**TASK PROMPT**
Copy each line below that contains "trace".

#### ENTRIES SHOWN

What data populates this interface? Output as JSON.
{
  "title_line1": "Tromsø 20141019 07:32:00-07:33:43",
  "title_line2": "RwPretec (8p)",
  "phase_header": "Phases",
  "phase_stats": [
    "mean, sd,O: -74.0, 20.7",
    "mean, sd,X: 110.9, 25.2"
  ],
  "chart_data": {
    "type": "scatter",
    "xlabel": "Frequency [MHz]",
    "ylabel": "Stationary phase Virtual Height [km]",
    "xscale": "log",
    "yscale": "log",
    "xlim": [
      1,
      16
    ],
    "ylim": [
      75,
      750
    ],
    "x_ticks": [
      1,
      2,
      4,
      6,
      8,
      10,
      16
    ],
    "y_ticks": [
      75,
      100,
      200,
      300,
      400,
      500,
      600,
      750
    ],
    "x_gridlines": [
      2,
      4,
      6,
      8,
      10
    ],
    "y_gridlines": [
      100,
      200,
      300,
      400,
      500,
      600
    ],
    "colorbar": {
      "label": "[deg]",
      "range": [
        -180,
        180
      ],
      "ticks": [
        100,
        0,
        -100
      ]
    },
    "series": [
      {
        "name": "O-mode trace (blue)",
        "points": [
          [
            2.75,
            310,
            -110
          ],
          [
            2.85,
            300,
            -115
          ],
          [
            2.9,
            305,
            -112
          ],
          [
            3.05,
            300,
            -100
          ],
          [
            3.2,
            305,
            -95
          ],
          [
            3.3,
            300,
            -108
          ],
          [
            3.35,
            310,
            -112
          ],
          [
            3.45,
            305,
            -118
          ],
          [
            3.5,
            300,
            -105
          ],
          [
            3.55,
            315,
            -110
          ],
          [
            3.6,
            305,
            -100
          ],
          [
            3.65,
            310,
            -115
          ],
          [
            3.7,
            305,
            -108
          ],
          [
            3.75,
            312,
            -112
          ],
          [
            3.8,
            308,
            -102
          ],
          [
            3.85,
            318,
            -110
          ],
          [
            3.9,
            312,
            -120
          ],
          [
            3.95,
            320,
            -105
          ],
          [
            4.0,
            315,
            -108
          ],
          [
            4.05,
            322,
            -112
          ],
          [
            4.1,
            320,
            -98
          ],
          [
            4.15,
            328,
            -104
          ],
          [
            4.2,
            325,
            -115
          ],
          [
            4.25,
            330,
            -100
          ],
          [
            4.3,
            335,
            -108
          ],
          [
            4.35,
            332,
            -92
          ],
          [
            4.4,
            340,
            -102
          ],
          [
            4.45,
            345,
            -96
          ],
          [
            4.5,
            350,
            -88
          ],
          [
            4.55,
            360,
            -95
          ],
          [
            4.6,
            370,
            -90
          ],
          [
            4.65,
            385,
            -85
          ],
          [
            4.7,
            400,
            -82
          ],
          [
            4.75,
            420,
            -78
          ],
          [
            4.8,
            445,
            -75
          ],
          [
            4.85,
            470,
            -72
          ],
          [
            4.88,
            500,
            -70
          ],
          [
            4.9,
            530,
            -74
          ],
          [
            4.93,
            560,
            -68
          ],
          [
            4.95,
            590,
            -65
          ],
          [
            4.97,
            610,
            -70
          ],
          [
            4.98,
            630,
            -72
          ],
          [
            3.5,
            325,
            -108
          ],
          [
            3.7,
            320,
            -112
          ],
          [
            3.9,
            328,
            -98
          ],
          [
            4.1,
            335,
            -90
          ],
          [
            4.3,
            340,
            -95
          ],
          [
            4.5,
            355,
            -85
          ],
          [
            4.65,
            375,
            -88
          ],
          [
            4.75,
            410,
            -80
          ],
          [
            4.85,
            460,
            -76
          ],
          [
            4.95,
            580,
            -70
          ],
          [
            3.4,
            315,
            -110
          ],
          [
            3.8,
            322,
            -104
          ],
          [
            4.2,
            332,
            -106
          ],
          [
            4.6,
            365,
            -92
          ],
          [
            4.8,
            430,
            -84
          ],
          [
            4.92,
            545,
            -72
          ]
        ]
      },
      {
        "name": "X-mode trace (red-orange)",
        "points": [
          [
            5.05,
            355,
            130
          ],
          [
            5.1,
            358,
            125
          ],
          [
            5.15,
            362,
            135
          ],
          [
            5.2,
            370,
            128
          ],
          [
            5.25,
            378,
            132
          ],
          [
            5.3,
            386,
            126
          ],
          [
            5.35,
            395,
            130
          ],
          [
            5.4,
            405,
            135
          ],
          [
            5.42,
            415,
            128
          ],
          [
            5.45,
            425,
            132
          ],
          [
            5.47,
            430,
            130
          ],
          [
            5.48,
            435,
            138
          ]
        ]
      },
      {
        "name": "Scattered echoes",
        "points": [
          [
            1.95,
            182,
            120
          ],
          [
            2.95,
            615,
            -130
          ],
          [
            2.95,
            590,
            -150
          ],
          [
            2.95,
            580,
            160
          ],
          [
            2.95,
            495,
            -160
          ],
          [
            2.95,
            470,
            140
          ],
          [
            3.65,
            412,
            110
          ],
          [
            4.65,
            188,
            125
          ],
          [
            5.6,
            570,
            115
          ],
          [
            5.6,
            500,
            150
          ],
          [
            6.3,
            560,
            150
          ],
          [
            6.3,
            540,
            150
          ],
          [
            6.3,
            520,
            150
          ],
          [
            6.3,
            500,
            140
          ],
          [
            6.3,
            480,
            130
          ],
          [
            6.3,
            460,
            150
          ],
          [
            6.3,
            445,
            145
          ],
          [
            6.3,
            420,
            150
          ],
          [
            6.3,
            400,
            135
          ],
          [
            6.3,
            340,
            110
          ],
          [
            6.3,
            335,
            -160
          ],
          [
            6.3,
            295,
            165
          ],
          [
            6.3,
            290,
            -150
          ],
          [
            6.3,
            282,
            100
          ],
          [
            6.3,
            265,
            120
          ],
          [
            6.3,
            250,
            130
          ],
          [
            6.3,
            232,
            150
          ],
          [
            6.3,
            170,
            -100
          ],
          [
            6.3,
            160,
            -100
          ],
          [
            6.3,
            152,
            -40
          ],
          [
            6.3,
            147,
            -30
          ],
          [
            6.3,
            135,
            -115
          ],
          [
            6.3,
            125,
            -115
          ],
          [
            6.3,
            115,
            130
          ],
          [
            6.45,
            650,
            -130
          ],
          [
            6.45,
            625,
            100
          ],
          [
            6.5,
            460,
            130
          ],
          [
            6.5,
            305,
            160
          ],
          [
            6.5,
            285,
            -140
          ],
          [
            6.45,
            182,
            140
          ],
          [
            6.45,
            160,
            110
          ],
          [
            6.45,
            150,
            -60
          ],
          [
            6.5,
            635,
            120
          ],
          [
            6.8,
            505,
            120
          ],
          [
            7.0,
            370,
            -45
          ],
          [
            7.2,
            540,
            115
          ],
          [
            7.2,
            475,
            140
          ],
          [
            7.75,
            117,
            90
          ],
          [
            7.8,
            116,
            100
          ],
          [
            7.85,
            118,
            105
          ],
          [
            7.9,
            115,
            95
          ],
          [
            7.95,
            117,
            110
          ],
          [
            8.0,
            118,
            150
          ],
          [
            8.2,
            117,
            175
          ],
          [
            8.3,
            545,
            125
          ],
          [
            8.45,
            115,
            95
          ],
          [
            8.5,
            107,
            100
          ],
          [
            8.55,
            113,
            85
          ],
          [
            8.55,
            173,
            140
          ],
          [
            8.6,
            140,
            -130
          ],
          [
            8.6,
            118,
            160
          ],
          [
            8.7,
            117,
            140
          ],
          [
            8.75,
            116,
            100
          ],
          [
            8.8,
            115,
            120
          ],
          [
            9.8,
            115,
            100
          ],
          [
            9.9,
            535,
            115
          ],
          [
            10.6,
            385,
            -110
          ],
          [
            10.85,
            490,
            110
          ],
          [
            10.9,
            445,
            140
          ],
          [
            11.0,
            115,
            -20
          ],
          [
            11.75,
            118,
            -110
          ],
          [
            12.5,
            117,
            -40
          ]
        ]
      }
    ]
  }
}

########

**THE SOLUTION**
        "name": "O-mode trace (blue)",
        "name": "X-mode trace (red-orange)",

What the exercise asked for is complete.